THE DATA>
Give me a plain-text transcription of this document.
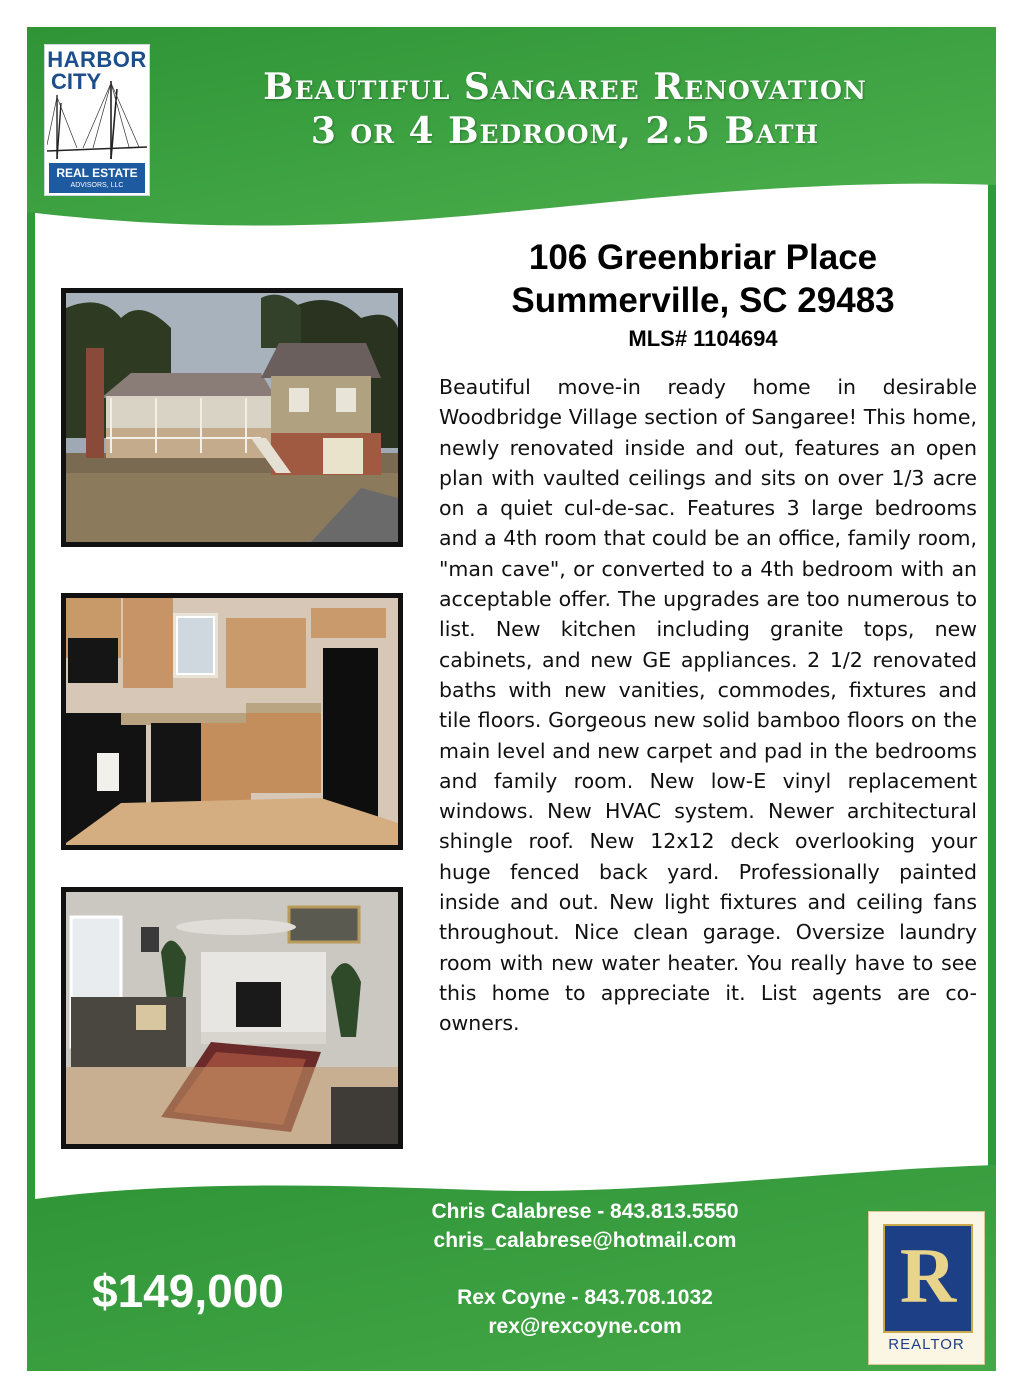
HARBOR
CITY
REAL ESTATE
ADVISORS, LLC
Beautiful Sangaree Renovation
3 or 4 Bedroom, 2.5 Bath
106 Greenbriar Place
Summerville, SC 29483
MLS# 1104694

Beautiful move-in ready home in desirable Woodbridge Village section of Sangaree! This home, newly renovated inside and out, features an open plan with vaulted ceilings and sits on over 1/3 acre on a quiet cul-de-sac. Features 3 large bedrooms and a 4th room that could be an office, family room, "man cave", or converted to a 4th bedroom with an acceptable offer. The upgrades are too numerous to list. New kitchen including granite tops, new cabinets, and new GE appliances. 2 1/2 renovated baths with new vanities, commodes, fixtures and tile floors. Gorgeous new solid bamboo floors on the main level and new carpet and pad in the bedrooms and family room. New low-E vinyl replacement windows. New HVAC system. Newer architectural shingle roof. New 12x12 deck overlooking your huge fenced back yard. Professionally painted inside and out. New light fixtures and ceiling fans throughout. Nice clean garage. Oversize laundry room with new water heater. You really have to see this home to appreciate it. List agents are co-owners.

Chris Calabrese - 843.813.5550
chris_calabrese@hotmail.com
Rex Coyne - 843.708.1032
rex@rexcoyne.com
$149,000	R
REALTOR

WORK INSTRUCTIONS>
Where a line above includes "Sangaree", copy that line.

ANSWER TO THIS PROBLEM>
Beautiful Sangaree Renovation
Beautiful move-in ready home in desirable Woodbridge Village section of Sangaree! This home, newly renovated inside and out, features an open plan with vaulted ceilings and sits on over 1/3 acre on a quiet cul-de-sac. Features 3 large bedrooms and a 4th room that could be an office, family room, "man cave", or converted to a 4th bedroom with an acceptable offer. The upgrades are too numerous to list. New kitchen including granite tops, new cabinets, and new GE appliances. 2 1/2 renovated baths with new vanities, commodes, fixtures and tile floors. Gorgeous new solid bamboo floors on the main level and new carpet and pad in the bedrooms and family room. New low-E vinyl replacement windows. New HVAC system. Newer architectural shingle roof. New 12x12 deck overlooking your huge fenced back yard. Professionally painted inside and out. New light fixtures and ceiling fans throughout. Nice clean garage. Oversize laundry room with new water heater. You really have to see this home to appreciate it. List agents are co-owners.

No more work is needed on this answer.